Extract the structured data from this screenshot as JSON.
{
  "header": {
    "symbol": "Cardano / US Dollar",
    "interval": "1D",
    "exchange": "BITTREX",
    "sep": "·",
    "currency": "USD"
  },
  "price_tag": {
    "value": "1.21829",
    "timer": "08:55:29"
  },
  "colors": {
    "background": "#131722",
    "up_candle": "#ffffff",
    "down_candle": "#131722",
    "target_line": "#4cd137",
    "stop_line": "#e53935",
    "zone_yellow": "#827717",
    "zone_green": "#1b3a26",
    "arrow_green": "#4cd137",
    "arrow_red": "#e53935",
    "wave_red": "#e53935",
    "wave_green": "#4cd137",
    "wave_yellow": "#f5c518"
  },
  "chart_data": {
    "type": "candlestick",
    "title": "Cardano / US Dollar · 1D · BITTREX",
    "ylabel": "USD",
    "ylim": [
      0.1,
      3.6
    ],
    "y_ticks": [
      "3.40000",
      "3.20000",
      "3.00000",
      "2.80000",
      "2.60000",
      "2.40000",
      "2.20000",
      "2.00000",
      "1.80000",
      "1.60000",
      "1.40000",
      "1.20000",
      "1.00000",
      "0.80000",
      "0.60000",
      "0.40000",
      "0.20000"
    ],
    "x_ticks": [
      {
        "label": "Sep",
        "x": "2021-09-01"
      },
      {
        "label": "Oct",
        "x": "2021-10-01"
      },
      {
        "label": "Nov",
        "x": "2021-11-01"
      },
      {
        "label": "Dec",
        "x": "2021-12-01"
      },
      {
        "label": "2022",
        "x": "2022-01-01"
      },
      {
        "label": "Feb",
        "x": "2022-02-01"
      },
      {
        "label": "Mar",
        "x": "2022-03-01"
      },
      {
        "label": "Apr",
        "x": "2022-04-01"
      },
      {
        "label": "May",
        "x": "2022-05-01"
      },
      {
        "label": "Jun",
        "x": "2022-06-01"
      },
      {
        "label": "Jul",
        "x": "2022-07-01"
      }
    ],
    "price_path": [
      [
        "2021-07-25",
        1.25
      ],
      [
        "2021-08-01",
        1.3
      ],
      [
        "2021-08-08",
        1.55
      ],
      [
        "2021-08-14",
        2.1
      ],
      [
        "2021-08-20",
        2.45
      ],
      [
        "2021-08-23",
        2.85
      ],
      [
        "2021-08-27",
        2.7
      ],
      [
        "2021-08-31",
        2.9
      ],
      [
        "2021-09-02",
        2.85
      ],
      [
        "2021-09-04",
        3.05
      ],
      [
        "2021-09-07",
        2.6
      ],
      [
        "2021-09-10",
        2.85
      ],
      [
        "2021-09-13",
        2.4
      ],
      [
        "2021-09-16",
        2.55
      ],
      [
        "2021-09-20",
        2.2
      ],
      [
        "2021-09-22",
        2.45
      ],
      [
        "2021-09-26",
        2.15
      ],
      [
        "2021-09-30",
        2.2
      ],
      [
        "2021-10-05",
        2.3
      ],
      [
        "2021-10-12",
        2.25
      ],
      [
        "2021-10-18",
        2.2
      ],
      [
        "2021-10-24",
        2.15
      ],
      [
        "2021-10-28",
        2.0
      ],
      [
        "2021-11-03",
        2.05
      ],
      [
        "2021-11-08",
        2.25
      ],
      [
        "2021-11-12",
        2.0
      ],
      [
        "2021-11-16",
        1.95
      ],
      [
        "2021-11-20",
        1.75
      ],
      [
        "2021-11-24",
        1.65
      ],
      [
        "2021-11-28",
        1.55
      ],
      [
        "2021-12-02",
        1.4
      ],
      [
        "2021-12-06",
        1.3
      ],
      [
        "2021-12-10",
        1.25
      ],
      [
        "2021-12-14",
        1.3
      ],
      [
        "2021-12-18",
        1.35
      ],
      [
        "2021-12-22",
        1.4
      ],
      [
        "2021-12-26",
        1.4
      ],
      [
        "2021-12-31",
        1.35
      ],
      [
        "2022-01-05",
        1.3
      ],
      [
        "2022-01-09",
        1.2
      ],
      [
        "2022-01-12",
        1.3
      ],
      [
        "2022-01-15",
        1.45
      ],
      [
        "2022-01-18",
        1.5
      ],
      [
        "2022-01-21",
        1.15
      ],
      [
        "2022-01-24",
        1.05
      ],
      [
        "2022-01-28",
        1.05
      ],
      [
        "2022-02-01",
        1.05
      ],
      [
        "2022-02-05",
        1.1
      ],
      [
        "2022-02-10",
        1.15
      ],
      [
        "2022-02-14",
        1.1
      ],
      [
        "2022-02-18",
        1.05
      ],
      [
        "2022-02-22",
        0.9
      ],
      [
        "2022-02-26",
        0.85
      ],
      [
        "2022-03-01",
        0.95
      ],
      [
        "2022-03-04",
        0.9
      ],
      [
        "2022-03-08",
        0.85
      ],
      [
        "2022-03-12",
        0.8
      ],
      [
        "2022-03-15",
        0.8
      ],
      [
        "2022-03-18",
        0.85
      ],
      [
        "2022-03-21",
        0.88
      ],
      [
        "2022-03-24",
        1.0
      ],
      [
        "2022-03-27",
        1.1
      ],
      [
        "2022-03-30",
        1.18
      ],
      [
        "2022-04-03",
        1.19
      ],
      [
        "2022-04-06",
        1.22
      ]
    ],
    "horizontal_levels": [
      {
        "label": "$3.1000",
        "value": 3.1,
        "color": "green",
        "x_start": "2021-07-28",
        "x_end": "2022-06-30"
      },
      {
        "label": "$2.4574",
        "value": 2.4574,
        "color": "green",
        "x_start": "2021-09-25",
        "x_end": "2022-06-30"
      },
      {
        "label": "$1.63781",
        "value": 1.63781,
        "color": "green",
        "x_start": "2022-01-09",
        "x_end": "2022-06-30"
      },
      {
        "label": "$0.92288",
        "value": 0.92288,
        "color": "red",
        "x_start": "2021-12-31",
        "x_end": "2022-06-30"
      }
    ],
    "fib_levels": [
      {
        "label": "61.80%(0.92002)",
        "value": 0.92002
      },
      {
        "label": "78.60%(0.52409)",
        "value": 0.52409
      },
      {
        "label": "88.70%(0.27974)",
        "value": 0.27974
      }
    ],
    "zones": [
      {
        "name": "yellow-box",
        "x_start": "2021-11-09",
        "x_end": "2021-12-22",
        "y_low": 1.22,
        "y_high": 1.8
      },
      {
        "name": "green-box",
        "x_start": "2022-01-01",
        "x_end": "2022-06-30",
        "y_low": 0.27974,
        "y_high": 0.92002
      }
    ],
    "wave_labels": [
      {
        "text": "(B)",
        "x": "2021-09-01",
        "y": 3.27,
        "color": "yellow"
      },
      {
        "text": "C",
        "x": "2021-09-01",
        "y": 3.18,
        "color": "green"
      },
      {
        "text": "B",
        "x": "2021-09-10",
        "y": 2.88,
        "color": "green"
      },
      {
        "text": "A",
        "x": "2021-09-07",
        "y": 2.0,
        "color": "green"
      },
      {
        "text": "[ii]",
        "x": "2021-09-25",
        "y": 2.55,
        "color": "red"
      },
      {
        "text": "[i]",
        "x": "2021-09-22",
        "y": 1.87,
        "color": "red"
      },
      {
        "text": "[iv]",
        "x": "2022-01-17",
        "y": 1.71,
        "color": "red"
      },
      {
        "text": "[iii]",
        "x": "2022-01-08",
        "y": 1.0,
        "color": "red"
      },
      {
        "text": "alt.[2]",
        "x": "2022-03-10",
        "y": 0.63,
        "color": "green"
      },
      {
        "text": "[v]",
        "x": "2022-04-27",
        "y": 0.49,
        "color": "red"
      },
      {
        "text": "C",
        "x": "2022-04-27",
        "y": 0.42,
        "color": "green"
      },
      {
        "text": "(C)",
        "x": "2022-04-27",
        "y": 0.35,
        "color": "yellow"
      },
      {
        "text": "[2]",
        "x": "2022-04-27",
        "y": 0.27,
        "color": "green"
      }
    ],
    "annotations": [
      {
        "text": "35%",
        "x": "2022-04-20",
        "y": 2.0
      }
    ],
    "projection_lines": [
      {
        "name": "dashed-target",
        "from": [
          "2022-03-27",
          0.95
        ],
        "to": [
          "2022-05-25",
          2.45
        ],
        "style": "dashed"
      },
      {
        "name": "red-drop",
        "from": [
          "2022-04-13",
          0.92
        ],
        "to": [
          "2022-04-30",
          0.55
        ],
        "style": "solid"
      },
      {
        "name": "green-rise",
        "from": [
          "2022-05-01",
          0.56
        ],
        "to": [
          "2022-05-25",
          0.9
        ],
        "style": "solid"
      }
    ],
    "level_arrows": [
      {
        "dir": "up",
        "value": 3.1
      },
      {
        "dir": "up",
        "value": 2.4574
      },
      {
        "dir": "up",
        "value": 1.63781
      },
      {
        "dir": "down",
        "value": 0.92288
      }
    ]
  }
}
------
Go through the entries above and copy every line containing "Dollar".

    "symbol": "Cardano / US Dollar",
    "title": "Cardano / US Dollar · 1D · BITTREX",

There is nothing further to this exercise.